=== Your task ===
Exactly as written, retype the listing below, omitting the pictures.

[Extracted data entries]
▶
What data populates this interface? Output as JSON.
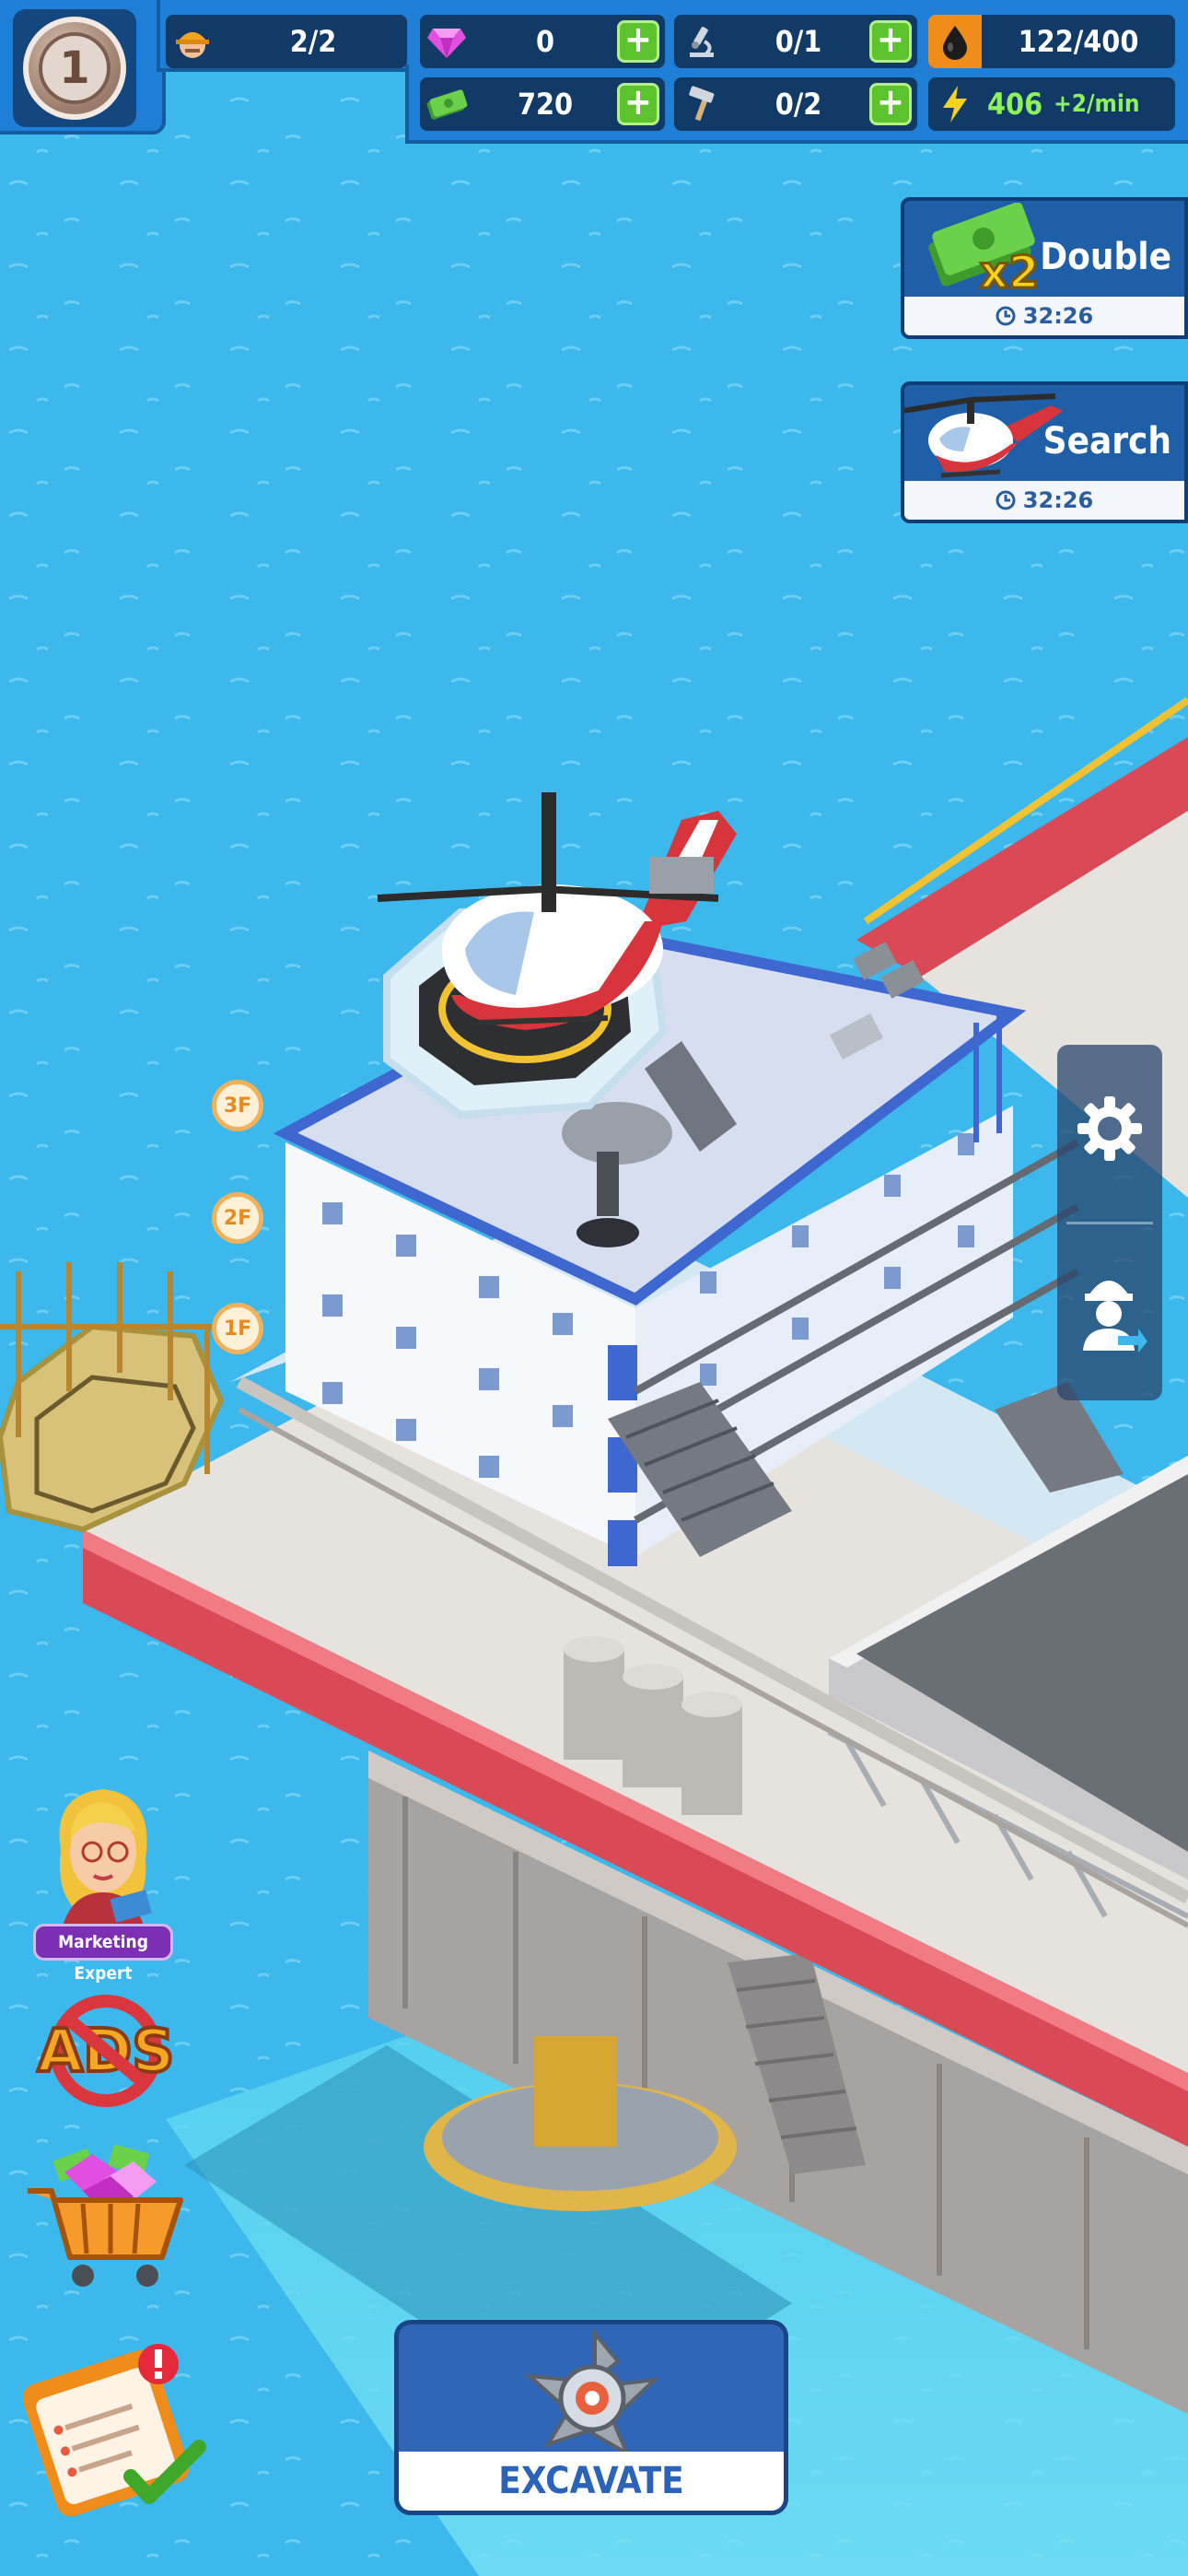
{
  "level": "1",
  "resources": {
    "workers": "2/2",
    "gems": "0",
    "researchers": "0/1",
    "oil": "122/400",
    "cash": "720",
    "tools": "0/2",
    "energy": "406",
    "energy_rate": "+2/min"
  },
  "boosts": [
    {
      "label": "Double",
      "timer": "32:26",
      "icon": "cash-x2-icon"
    },
    {
      "label": "Search",
      "timer": "32:26",
      "icon": "helicopter-icon"
    }
  ],
  "floors": [
    "3F",
    "2F",
    "1F"
  ],
  "side_tools": [
    "gear-icon",
    "worker-exit-icon"
  ],
  "left_buttons": {
    "marketing_label": "Marketing Expert",
    "ads_label": "ADS"
  },
  "excavate_label": "EXCAVATE",
  "colors": {
    "sea": "#3db8ec",
    "hud_blue": "#1f7fd6",
    "plus_green": "#5cc22e",
    "platform_red": "#d94a56",
    "railing_yellow": "#f1c232"
  }
}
◀
=== Task result ===
What data populates this interface? Output as JSON.
{
  "level": "1",
  "resources": {
    "workers": "2/2",
    "gems": "0",
    "researchers": "0/1",
    "oil": "122/400",
    "cash": "720",
    "tools": "0/2",
    "energy": "406",
    "energy_rate": "+2/min"
  },
  "boosts": [
    {
      "label": "Double",
      "timer": "32:26",
      "icon": "cash-x2-icon"
    },
    {
      "label": "Search",
      "timer": "32:26",
      "icon": "helicopter-icon"
    }
  ],
  "floors": [
    "3F",
    "2F",
    "1F"
  ],
  "side_tools": [
    "gear-icon",
    "worker-exit-icon"
  ],
  "left_buttons": {
    "marketing_label": "Marketing Expert",
    "ads_label": "ADS"
  },
  "excavate_label": "EXCAVATE",
  "colors": {
    "sea": "#3db8ec",
    "hud_blue": "#1f7fd6",
    "plus_green": "#5cc22e",
    "platform_red": "#d94a56",
    "railing_yellow": "#f1c232"
  }
}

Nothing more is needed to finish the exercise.